- GIVEN PROBLEM
Copy each line of the entries beneath that contains the word "JSON".

Dataset listings of figures:
__________________________________________________

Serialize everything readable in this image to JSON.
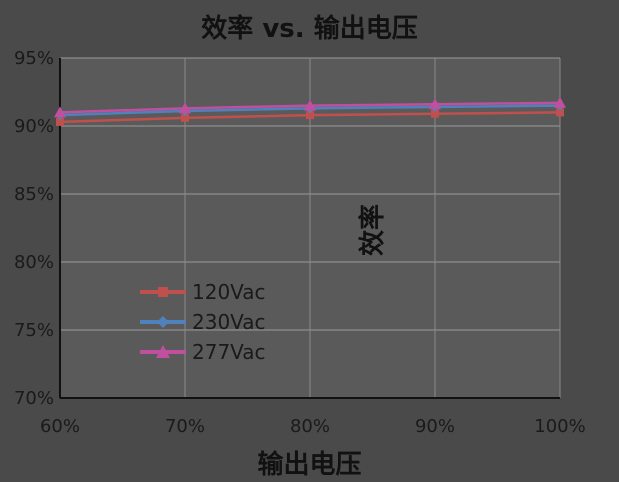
{
  "chart_data": {
    "type": "line",
    "title": "效率 vs. 输出电压",
    "xlabel": "输出电压",
    "ylabel": "效率",
    "x_ticks": [
      "60%",
      "70%",
      "80%",
      "90%",
      "100%"
    ],
    "y_ticks": [
      "70%",
      "75%",
      "80%",
      "85%",
      "90%",
      "95%"
    ],
    "xlim": [
      60,
      100
    ],
    "ylim": [
      70,
      95
    ],
    "legend": [
      "120Vac",
      "230Vac",
      "277Vac"
    ],
    "legend_placement": "center",
    "grid": true,
    "colors": {
      "120Vac": "#c0504d",
      "230Vac": "#4f81bd",
      "277Vac": "#c0509f"
    },
    "series": [
      {
        "name": "120Vac",
        "x": [
          60,
          70,
          80,
          90,
          100
        ],
        "values": [
          90.3,
          90.6,
          90.8,
          90.9,
          91.0
        ]
      },
      {
        "name": "230Vac",
        "x": [
          60,
          70,
          80,
          90,
          100
        ],
        "values": [
          90.8,
          91.1,
          91.3,
          91.4,
          91.5
        ]
      },
      {
        "name": "277Vac",
        "x": [
          60,
          70,
          80,
          90,
          100
        ],
        "values": [
          91.0,
          91.3,
          91.5,
          91.6,
          91.7
        ]
      }
    ]
  }
}
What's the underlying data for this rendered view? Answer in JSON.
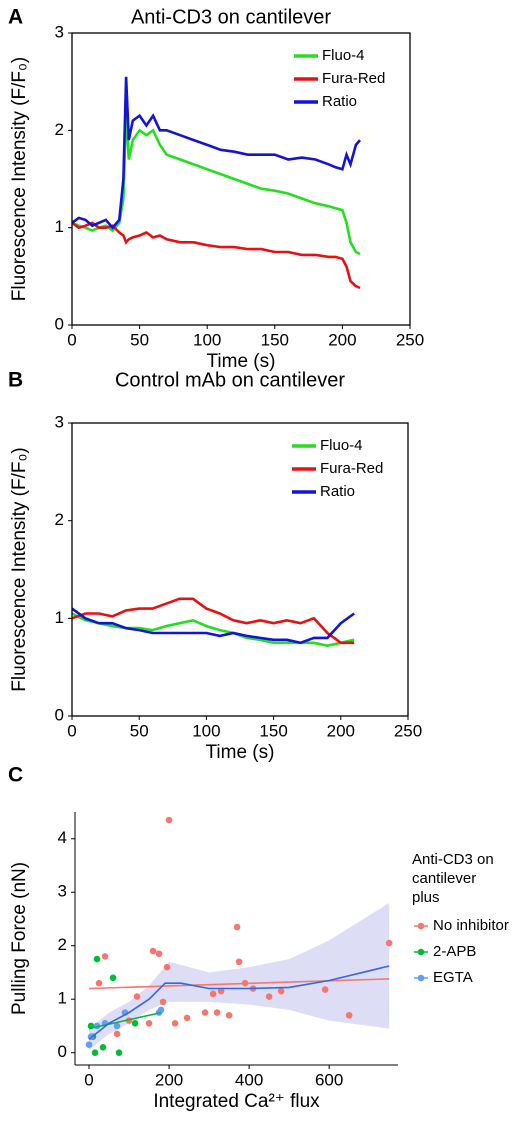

__________________________________________________

- WRITTEN SOLUTION
Serialize everything readable in this image to JSON.
What's the underlying data for this rendered view? Answer in JSON.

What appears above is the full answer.